_INSTRUCTIONS TO FOLLOW_
Reproduce the listing below without any change.

_ENTRIES SUPPLIED_

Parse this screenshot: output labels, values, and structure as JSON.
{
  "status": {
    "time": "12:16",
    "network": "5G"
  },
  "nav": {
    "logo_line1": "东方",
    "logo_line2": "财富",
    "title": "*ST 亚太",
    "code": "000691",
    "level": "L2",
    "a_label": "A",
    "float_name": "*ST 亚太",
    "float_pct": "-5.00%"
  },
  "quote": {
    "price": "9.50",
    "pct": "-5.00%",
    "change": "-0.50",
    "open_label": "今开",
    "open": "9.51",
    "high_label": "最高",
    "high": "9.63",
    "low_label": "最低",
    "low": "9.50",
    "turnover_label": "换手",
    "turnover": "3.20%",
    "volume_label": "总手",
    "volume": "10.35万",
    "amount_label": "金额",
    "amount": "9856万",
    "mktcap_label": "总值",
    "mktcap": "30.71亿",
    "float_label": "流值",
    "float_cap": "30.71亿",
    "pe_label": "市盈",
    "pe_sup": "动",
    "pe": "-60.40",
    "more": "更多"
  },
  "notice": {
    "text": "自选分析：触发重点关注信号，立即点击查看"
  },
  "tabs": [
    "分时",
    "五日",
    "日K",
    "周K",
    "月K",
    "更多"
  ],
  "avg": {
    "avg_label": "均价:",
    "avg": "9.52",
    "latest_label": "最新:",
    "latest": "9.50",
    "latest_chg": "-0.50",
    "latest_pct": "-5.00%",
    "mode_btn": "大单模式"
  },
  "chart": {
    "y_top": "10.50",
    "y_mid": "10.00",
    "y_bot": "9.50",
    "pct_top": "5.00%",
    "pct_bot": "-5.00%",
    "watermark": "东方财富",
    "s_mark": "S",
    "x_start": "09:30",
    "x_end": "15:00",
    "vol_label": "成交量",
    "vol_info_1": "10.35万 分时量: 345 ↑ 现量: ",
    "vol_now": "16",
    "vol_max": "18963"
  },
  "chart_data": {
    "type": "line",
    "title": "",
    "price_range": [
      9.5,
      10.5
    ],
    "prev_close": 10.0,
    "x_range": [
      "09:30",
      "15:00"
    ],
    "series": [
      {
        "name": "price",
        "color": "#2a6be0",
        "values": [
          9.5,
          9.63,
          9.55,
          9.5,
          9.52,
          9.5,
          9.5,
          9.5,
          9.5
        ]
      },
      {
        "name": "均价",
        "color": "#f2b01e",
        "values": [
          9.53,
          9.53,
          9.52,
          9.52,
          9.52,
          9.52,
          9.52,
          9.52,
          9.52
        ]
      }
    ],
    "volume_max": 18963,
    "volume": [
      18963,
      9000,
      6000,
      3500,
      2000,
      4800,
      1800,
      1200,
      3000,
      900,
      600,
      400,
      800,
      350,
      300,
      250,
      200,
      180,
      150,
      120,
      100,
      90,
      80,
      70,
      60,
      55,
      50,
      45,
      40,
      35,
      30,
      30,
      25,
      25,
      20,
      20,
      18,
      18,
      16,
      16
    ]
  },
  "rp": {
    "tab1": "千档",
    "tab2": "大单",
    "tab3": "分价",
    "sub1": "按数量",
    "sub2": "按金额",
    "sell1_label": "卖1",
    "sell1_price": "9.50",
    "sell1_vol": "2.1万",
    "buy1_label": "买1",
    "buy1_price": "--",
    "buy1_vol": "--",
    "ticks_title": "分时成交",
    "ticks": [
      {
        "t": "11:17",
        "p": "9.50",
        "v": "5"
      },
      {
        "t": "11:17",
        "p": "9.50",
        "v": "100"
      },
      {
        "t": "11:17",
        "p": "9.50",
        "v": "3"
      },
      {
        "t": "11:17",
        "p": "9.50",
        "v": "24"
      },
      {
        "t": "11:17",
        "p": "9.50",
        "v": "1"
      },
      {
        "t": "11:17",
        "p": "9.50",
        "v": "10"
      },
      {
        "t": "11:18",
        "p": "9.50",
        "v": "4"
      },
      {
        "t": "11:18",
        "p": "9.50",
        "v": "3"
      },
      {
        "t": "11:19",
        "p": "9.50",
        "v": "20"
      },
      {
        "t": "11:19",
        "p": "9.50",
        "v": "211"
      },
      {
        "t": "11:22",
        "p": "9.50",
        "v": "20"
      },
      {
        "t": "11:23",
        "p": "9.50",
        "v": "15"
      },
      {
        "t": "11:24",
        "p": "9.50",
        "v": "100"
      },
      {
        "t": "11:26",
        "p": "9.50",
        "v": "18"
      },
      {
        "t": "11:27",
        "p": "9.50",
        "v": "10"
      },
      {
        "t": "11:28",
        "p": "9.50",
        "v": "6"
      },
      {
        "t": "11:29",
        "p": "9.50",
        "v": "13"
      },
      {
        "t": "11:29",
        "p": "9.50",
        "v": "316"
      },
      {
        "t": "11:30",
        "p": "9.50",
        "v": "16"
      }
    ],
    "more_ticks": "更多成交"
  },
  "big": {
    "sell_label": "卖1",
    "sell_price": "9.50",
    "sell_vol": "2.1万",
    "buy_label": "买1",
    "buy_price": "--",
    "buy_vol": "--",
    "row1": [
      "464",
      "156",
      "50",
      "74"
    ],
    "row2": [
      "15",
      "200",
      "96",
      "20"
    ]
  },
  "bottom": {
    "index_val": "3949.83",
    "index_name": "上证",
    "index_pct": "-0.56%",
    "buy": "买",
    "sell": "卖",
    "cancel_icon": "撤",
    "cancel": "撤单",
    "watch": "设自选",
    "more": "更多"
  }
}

_EXPECTED ANSWER_
Parse this screenshot: output labels, values, and structure as JSON.
{
  "status": {
    "time": "12:16",
    "network": "5G"
  },
  "nav": {
    "logo_line1": "东方",
    "logo_line2": "财富",
    "title": "*ST 亚太",
    "code": "000691",
    "level": "L2",
    "a_label": "A",
    "float_name": "*ST 亚太",
    "float_pct": "-5.00%"
  },
  "quote": {
    "price": "9.50",
    "pct": "-5.00%",
    "change": "-0.50",
    "open_label": "今开",
    "open": "9.51",
    "high_label": "最高",
    "high": "9.63",
    "low_label": "最低",
    "low": "9.50",
    "turnover_label": "换手",
    "turnover": "3.20%",
    "volume_label": "总手",
    "volume": "10.35万",
    "amount_label": "金额",
    "amount": "9856万",
    "mktcap_label": "总值",
    "mktcap": "30.71亿",
    "float_label": "流值",
    "float_cap": "30.71亿",
    "pe_label": "市盈",
    "pe_sup": "动",
    "pe": "-60.40",
    "more": "更多"
  },
  "notice": {
    "text": "自选分析：触发重点关注信号，立即点击查看"
  },
  "tabs": [
    "分时",
    "五日",
    "日K",
    "周K",
    "月K",
    "更多"
  ],
  "avg": {
    "avg_label": "均价:",
    "avg": "9.52",
    "latest_label": "最新:",
    "latest": "9.50",
    "latest_chg": "-0.50",
    "latest_pct": "-5.00%",
    "mode_btn": "大单模式"
  },
  "chart": {
    "y_top": "10.50",
    "y_mid": "10.00",
    "y_bot": "9.50",
    "pct_top": "5.00%",
    "pct_bot": "-5.00%",
    "watermark": "东方财富",
    "s_mark": "S",
    "x_start": "09:30",
    "x_end": "15:00",
    "vol_label": "成交量",
    "vol_info_1": "10.35万 分时量: 345 ↑ 现量: ",
    "vol_now": "16",
    "vol_max": "18963"
  },
  "chart_data": {
    "type": "line",
    "title": "",
    "price_range": [
      9.5,
      10.5
    ],
    "prev_close": 10.0,
    "x_range": [
      "09:30",
      "15:00"
    ],
    "series": [
      {
        "name": "price",
        "color": "#2a6be0",
        "values": [
          9.5,
          9.63,
          9.55,
          9.5,
          9.52,
          9.5,
          9.5,
          9.5,
          9.5
        ]
      },
      {
        "name": "均价",
        "color": "#f2b01e",
        "values": [
          9.53,
          9.53,
          9.52,
          9.52,
          9.52,
          9.52,
          9.52,
          9.52,
          9.52
        ]
      }
    ],
    "volume_max": 18963,
    "volume": [
      18963,
      9000,
      6000,
      3500,
      2000,
      4800,
      1800,
      1200,
      3000,
      900,
      600,
      400,
      800,
      350,
      300,
      250,
      200,
      180,
      150,
      120,
      100,
      90,
      80,
      70,
      60,
      55,
      50,
      45,
      40,
      35,
      30,
      30,
      25,
      25,
      20,
      20,
      18,
      18,
      16,
      16
    ]
  },
  "rp": {
    "tab1": "千档",
    "tab2": "大单",
    "tab3": "分价",
    "sub1": "按数量",
    "sub2": "按金额",
    "sell1_label": "卖1",
    "sell1_price": "9.50",
    "sell1_vol": "2.1万",
    "buy1_label": "买1",
    "buy1_price": "--",
    "buy1_vol": "--",
    "ticks_title": "分时成交",
    "ticks": [
      {
        "t": "11:17",
        "p": "9.50",
        "v": "5"
      },
      {
        "t": "11:17",
        "p": "9.50",
        "v": "100"
      },
      {
        "t": "11:17",
        "p": "9.50",
        "v": "3"
      },
      {
        "t": "11:17",
        "p": "9.50",
        "v": "24"
      },
      {
        "t": "11:17",
        "p": "9.50",
        "v": "1"
      },
      {
        "t": "11:17",
        "p": "9.50",
        "v": "10"
      },
      {
        "t": "11:18",
        "p": "9.50",
        "v": "4"
      },
      {
        "t": "11:18",
        "p": "9.50",
        "v": "3"
      },
      {
        "t": "11:19",
        "p": "9.50",
        "v": "20"
      },
      {
        "t": "11:19",
        "p": "9.50",
        "v": "211"
      },
      {
        "t": "11:22",
        "p": "9.50",
        "v": "20"
      },
      {
        "t": "11:23",
        "p": "9.50",
        "v": "15"
      },
      {
        "t": "11:24",
        "p": "9.50",
        "v": "100"
      },
      {
        "t": "11:26",
        "p": "9.50",
        "v": "18"
      },
      {
        "t": "11:27",
        "p": "9.50",
        "v": "10"
      },
      {
        "t": "11:28",
        "p": "9.50",
        "v": "6"
      },
      {
        "t": "11:29",
        "p": "9.50",
        "v": "13"
      },
      {
        "t": "11:29",
        "p": "9.50",
        "v": "316"
      },
      {
        "t": "11:30",
        "p": "9.50",
        "v": "16"
      }
    ],
    "more_ticks": "更多成交"
  },
  "big": {
    "sell_label": "卖1",
    "sell_price": "9.50",
    "sell_vol": "2.1万",
    "buy_label": "买1",
    "buy_price": "--",
    "buy_vol": "--",
    "row1": [
      "464",
      "156",
      "50",
      "74"
    ],
    "row2": [
      "15",
      "200",
      "96",
      "20"
    ]
  },
  "bottom": {
    "index_val": "3949.83",
    "index_name": "上证",
    "index_pct": "-0.56%",
    "buy": "买",
    "sell": "卖",
    "cancel_icon": "撤",
    "cancel": "撤单",
    "watch": "设自选",
    "more": "更多"
  }
}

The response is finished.